Read through the entries below and return each line with the word "name".

▶ [Materials provided]
-- -- --
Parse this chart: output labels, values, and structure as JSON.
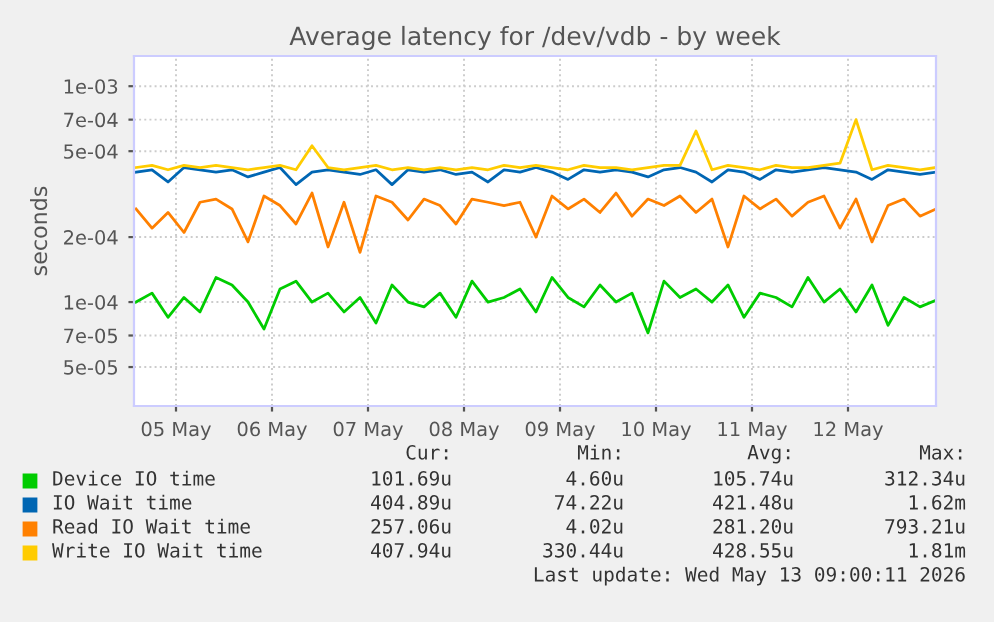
{
  "chart_data": {
    "type": "line",
    "title": "Average latency for /dev/vdb - by week",
    "ylabel": "seconds",
    "log": "y",
    "grid": true,
    "legend": "bottom",
    "marker": "none",
    "line_style": "solid",
    "ylim": [
      3.3e-05,
      0.00138
    ],
    "yticks": [
      {
        "value": 5e-05,
        "label": "5e-05"
      },
      {
        "value": 7e-05,
        "label": "7e-05"
      },
      {
        "value": 0.0001,
        "label": "1e-04"
      },
      {
        "value": 0.0002,
        "label": "2e-04"
      },
      {
        "value": 0.0005,
        "label": "5e-04"
      },
      {
        "value": 0.0007,
        "label": "7e-04"
      },
      {
        "value": 0.001,
        "label": "1e-03"
      }
    ],
    "xlim": [
      "2026-05-05T01:30",
      "2026-05-13T10:00"
    ],
    "xticks": [
      {
        "value": "2026-05-05T12:00",
        "label": "05 May"
      },
      {
        "value": "2026-05-06T12:00",
        "label": "06 May"
      },
      {
        "value": "2026-05-07T12:00",
        "label": "07 May"
      },
      {
        "value": "2026-05-08T12:00",
        "label": "08 May"
      },
      {
        "value": "2026-05-09T12:00",
        "label": "09 May"
      },
      {
        "value": "2026-05-10T12:00",
        "label": "10 May"
      },
      {
        "value": "2026-05-11T12:00",
        "label": "11 May"
      },
      {
        "value": "2026-05-12T12:00",
        "label": "12 May"
      }
    ],
    "x": [
      "2026-05-05T02:00",
      "2026-05-05T06:00",
      "2026-05-05T10:00",
      "2026-05-05T14:00",
      "2026-05-05T18:00",
      "2026-05-05T22:00",
      "2026-05-06T02:00",
      "2026-05-06T06:00",
      "2026-05-06T10:00",
      "2026-05-06T14:00",
      "2026-05-06T18:00",
      "2026-05-06T22:00",
      "2026-05-07T02:00",
      "2026-05-07T06:00",
      "2026-05-07T10:00",
      "2026-05-07T14:00",
      "2026-05-07T18:00",
      "2026-05-07T22:00",
      "2026-05-08T02:00",
      "2026-05-08T06:00",
      "2026-05-08T10:00",
      "2026-05-08T14:00",
      "2026-05-08T18:00",
      "2026-05-08T22:00",
      "2026-05-09T02:00",
      "2026-05-09T06:00",
      "2026-05-09T10:00",
      "2026-05-09T14:00",
      "2026-05-09T18:00",
      "2026-05-09T22:00",
      "2026-05-10T02:00",
      "2026-05-10T06:00",
      "2026-05-10T10:00",
      "2026-05-10T14:00",
      "2026-05-10T18:00",
      "2026-05-10T22:00",
      "2026-05-11T02:00",
      "2026-05-11T06:00",
      "2026-05-11T10:00",
      "2026-05-11T14:00",
      "2026-05-11T18:00",
      "2026-05-11T22:00",
      "2026-05-12T02:00",
      "2026-05-12T06:00",
      "2026-05-12T10:00",
      "2026-05-12T14:00",
      "2026-05-12T18:00",
      "2026-05-12T22:00",
      "2026-05-13T02:00",
      "2026-05-13T06:00",
      "2026-05-13T10:00"
    ],
    "series": [
      {
        "name": "Device IO time",
        "color": "#00cc00",
        "values": [
          0.0001,
          0.00011,
          8.5e-05,
          0.000105,
          9e-05,
          0.00013,
          0.00012,
          0.0001,
          7.5e-05,
          0.000115,
          0.000125,
          0.0001,
          0.00011,
          9e-05,
          0.000105,
          8e-05,
          0.00012,
          0.0001,
          9.5e-05,
          0.00011,
          8.5e-05,
          0.000125,
          0.0001,
          0.000105,
          0.000115,
          9e-05,
          0.00013,
          0.000105,
          9.5e-05,
          0.00012,
          0.0001,
          0.00011,
          7.2e-05,
          0.000125,
          0.000105,
          0.000115,
          0.0001,
          0.00012,
          8.5e-05,
          0.00011,
          0.000105,
          9.5e-05,
          0.00013,
          0.0001,
          0.000115,
          9e-05,
          0.00012,
          7.8e-05,
          0.000105,
          9.5e-05,
          0.000102
        ]
      },
      {
        "name": "IO Wait time",
        "color": "#0066b3",
        "values": [
          0.0004,
          0.00041,
          0.00036,
          0.00042,
          0.00041,
          0.0004,
          0.00041,
          0.00038,
          0.0004,
          0.00042,
          0.00035,
          0.0004,
          0.00041,
          0.0004,
          0.00039,
          0.00041,
          0.00035,
          0.00041,
          0.0004,
          0.00041,
          0.00039,
          0.0004,
          0.00036,
          0.00041,
          0.0004,
          0.00042,
          0.0004,
          0.00037,
          0.00041,
          0.0004,
          0.00041,
          0.0004,
          0.00038,
          0.00041,
          0.00042,
          0.0004,
          0.00036,
          0.00041,
          0.0004,
          0.00037,
          0.00041,
          0.0004,
          0.00041,
          0.00042,
          0.00041,
          0.0004,
          0.00037,
          0.00041,
          0.0004,
          0.00039,
          0.0004
        ]
      },
      {
        "name": "Read IO Wait time",
        "color": "#ff8000",
        "values": [
          0.00027,
          0.00022,
          0.00026,
          0.00021,
          0.00029,
          0.0003,
          0.00027,
          0.00019,
          0.00031,
          0.00028,
          0.00023,
          0.00032,
          0.00018,
          0.00029,
          0.00017,
          0.00031,
          0.00029,
          0.00024,
          0.0003,
          0.00028,
          0.00023,
          0.0003,
          0.00029,
          0.00028,
          0.00029,
          0.0002,
          0.00031,
          0.00027,
          0.0003,
          0.00026,
          0.00032,
          0.00025,
          0.0003,
          0.00028,
          0.00031,
          0.00026,
          0.0003,
          0.00018,
          0.00031,
          0.00027,
          0.0003,
          0.00025,
          0.00029,
          0.00031,
          0.00022,
          0.0003,
          0.00019,
          0.00028,
          0.0003,
          0.00025,
          0.00027
        ]
      },
      {
        "name": "Write IO Wait time",
        "color": "#ffcc00",
        "values": [
          0.00042,
          0.00043,
          0.00041,
          0.00043,
          0.00042,
          0.00043,
          0.00042,
          0.00041,
          0.00042,
          0.00043,
          0.00041,
          0.00053,
          0.00042,
          0.00041,
          0.00042,
          0.00043,
          0.00041,
          0.00042,
          0.00041,
          0.00042,
          0.00041,
          0.00042,
          0.00041,
          0.00043,
          0.00042,
          0.00043,
          0.00042,
          0.00041,
          0.00043,
          0.00042,
          0.00042,
          0.00041,
          0.00042,
          0.00043,
          0.00043,
          0.00062,
          0.00041,
          0.00043,
          0.00042,
          0.00041,
          0.00043,
          0.00042,
          0.00042,
          0.00043,
          0.00044,
          0.0007,
          0.00041,
          0.00043,
          0.00042,
          0.00041,
          0.00042
        ]
      }
    ],
    "annotations": [
      "Cur:",
      "Min:",
      "Avg:",
      "Max:",
      "101.69u",
      "4.60u",
      "105.74u",
      "312.34u",
      "404.89u",
      "74.22u",
      "421.48u",
      "1.62m",
      "257.06u",
      "4.02u",
      "281.20u",
      "793.21u",
      "407.94u",
      "330.44u",
      "428.55u",
      "1.81m",
      "Last update: Wed May 13 09:00:11 2026"
    ]
  }
}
-- -- --
▶ [Problem solution]
        "name": "Device IO time",
        "name": "IO Wait time",
        "name": "Read IO Wait time",
        "name": "Write IO Wait time",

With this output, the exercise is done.